• _PROBLEM TO SOLVE_
Return each entry precisely as it appears below.

• _INFORMATION GIVEN_
______

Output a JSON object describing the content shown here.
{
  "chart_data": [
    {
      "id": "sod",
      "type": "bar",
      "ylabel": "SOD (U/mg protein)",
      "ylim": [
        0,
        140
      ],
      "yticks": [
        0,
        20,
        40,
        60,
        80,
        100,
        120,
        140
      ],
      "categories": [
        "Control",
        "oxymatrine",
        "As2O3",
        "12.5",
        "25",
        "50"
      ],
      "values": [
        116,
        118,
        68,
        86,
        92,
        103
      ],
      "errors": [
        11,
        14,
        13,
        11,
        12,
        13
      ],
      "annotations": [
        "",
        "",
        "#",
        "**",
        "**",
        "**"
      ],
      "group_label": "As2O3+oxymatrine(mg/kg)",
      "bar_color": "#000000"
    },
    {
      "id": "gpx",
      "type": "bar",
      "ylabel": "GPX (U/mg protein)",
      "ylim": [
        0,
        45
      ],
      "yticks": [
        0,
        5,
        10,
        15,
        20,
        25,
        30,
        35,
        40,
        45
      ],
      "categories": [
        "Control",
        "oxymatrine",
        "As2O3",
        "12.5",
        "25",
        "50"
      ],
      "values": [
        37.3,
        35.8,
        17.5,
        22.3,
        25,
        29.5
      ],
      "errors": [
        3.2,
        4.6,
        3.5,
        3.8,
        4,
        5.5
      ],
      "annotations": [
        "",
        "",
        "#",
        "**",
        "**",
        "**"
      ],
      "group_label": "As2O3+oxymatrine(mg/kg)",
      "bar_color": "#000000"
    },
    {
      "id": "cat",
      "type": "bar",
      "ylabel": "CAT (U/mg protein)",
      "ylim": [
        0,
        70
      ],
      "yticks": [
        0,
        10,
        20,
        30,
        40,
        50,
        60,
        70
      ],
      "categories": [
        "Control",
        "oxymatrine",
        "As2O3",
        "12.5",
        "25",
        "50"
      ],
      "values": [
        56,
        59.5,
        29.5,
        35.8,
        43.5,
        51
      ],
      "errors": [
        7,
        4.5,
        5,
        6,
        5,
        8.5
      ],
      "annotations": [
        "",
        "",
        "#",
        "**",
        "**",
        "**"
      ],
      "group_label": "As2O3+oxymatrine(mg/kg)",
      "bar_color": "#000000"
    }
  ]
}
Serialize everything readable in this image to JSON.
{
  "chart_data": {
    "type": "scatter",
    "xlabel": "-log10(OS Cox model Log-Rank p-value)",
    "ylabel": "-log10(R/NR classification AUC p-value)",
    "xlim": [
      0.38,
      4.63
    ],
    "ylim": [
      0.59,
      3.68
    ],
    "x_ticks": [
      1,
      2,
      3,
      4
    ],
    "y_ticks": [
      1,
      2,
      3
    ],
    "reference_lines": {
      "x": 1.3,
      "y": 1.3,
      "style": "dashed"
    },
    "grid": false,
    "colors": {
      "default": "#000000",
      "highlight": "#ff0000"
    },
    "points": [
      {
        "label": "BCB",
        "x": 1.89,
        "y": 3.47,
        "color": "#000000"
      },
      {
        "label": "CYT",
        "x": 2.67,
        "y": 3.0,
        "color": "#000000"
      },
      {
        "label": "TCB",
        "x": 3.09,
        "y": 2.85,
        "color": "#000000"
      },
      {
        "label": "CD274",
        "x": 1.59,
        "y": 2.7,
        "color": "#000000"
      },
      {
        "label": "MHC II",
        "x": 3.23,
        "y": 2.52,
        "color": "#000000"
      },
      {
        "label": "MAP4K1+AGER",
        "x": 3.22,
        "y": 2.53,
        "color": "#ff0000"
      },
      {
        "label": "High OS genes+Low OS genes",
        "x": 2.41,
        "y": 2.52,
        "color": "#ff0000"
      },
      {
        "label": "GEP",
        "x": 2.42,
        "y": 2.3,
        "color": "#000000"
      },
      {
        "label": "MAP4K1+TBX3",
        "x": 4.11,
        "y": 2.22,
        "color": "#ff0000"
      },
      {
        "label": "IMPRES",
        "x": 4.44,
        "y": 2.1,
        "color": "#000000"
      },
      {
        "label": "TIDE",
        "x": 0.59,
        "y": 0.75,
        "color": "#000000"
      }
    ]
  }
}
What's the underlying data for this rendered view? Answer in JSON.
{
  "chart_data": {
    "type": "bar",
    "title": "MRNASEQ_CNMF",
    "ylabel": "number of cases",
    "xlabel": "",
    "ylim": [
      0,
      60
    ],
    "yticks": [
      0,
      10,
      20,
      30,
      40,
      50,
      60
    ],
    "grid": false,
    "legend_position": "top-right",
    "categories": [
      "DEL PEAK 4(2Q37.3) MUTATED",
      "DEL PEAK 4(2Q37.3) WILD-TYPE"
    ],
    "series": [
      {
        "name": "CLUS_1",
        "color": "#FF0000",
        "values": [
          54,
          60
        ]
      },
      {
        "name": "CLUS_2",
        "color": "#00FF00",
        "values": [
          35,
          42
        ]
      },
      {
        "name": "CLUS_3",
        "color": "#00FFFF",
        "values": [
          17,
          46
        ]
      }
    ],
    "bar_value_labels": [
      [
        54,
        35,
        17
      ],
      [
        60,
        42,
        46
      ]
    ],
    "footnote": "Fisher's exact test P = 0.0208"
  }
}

______

• _OUTPUT OF THE TASK_
Output a JSON object describing the content shown here.
{
  "chart_data": [
    {
      "id": "sod",
      "type": "bar",
      "ylabel": "SOD (U/mg protein)",
      "ylim": [
        0,
        140
      ],
      "yticks": [
        0,
        20,
        40,
        60,
        80,
        100,
        120,
        140
      ],
      "categories": [
        "Control",
        "oxymatrine",
        "As2O3",
        "12.5",
        "25",
        "50"
      ],
      "values": [
        116,
        118,
        68,
        86,
        92,
        103
      ],
      "errors": [
        11,
        14,
        13,
        11,
        12,
        13
      ],
      "annotations": [
        "",
        "",
        "#",
        "**",
        "**",
        "**"
      ],
      "group_label": "As2O3+oxymatrine(mg/kg)",
      "bar_color": "#000000"
    },
    {
      "id": "gpx",
      "type": "bar",
      "ylabel": "GPX (U/mg protein)",
      "ylim": [
        0,
        45
      ],
      "yticks": [
        0,
        5,
        10,
        15,
        20,
        25,
        30,
        35,
        40,
        45
      ],
      "categories": [
        "Control",
        "oxymatrine",
        "As2O3",
        "12.5",
        "25",
        "50"
      ],
      "values": [
        37.3,
        35.8,
        17.5,
        22.3,
        25,
        29.5
      ],
      "errors": [
        3.2,
        4.6,
        3.5,
        3.8,
        4,
        5.5
      ],
      "annotations": [
        "",
        "",
        "#",
        "**",
        "**",
        "**"
      ],
      "group_label": "As2O3+oxymatrine(mg/kg)",
      "bar_color": "#000000"
    },
    {
      "id": "cat",
      "type": "bar",
      "ylabel": "CAT (U/mg protein)",
      "ylim": [
        0,
        70
      ],
      "yticks": [
        0,
        10,
        20,
        30,
        40,
        50,
        60,
        70
      ],
      "categories": [
        "Control",
        "oxymatrine",
        "As2O3",
        "12.5",
        "25",
        "50"
      ],
      "values": [
        56,
        59.5,
        29.5,
        35.8,
        43.5,
        51
      ],
      "errors": [
        7,
        4.5,
        5,
        6,
        5,
        8.5
      ],
      "annotations": [
        "",
        "",
        "#",
        "**",
        "**",
        "**"
      ],
      "group_label": "As2O3+oxymatrine(mg/kg)",
      "bar_color": "#000000"
    }
  ]
}
Serialize everything readable in this image to JSON.
{
  "chart_data": {
    "type": "scatter",
    "xlabel": "-log10(OS Cox model Log-Rank p-value)",
    "ylabel": "-log10(R/NR classification AUC p-value)",
    "xlim": [
      0.38,
      4.63
    ],
    "ylim": [
      0.59,
      3.68
    ],
    "x_ticks": [
      1,
      2,
      3,
      4
    ],
    "y_ticks": [
      1,
      2,
      3
    ],
    "reference_lines": {
      "x": 1.3,
      "y": 1.3,
      "style": "dashed"
    },
    "grid": false,
    "colors": {
      "default": "#000000",
      "highlight": "#ff0000"
    },
    "points": [
      {
        "label": "BCB",
        "x": 1.89,
        "y": 3.47,
        "color": "#000000"
      },
      {
        "label": "CYT",
        "x": 2.67,
        "y": 3.0,
        "color": "#000000"
      },
      {
        "label": "TCB",
        "x": 3.09,
        "y": 2.85,
        "color": "#000000"
      },
      {
        "label": "CD274",
        "x": 1.59,
        "y": 2.7,
        "color": "#000000"
      },
      {
        "label": "MHC II",
        "x": 3.23,
        "y": 2.52,
        "color": "#000000"
      },
      {
        "label": "MAP4K1+AGER",
        "x": 3.22,
        "y": 2.53,
        "color": "#ff0000"
      },
      {
        "label": "High OS genes+Low OS genes",
        "x": 2.41,
        "y": 2.52,
        "color": "#ff0000"
      },
      {
        "label": "GEP",
        "x": 2.42,
        "y": 2.3,
        "color": "#000000"
      },
      {
        "label": "MAP4K1+TBX3",
        "x": 4.11,
        "y": 2.22,
        "color": "#ff0000"
      },
      {
        "label": "IMPRES",
        "x": 4.44,
        "y": 2.1,
        "color": "#000000"
      },
      {
        "label": "TIDE",
        "x": 0.59,
        "y": 0.75,
        "color": "#000000"
      }
    ]
  }
}
What's the underlying data for this rendered view? Answer in JSON.
{
  "chart_data": {
    "type": "bar",
    "title": "MRNASEQ_CNMF",
    "ylabel": "number of cases",
    "xlabel": "",
    "ylim": [
      0,
      60
    ],
    "yticks": [
      0,
      10,
      20,
      30,
      40,
      50,
      60
    ],
    "grid": false,
    "legend_position": "top-right",
    "categories": [
      "DEL PEAK 4(2Q37.3) MUTATED",
      "DEL PEAK 4(2Q37.3) WILD-TYPE"
    ],
    "series": [
      {
        "name": "CLUS_1",
        "color": "#FF0000",
        "values": [
          54,
          60
        ]
      },
      {
        "name": "CLUS_2",
        "color": "#00FF00",
        "values": [
          35,
          42
        ]
      },
      {
        "name": "CLUS_3",
        "color": "#00FFFF",
        "values": [
          17,
          46
        ]
      }
    ],
    "bar_value_labels": [
      [
        54,
        35,
        17
      ],
      [
        60,
        42,
        46
      ]
    ],
    "footnote": "Fisher's exact test P = 0.0208"
  }
}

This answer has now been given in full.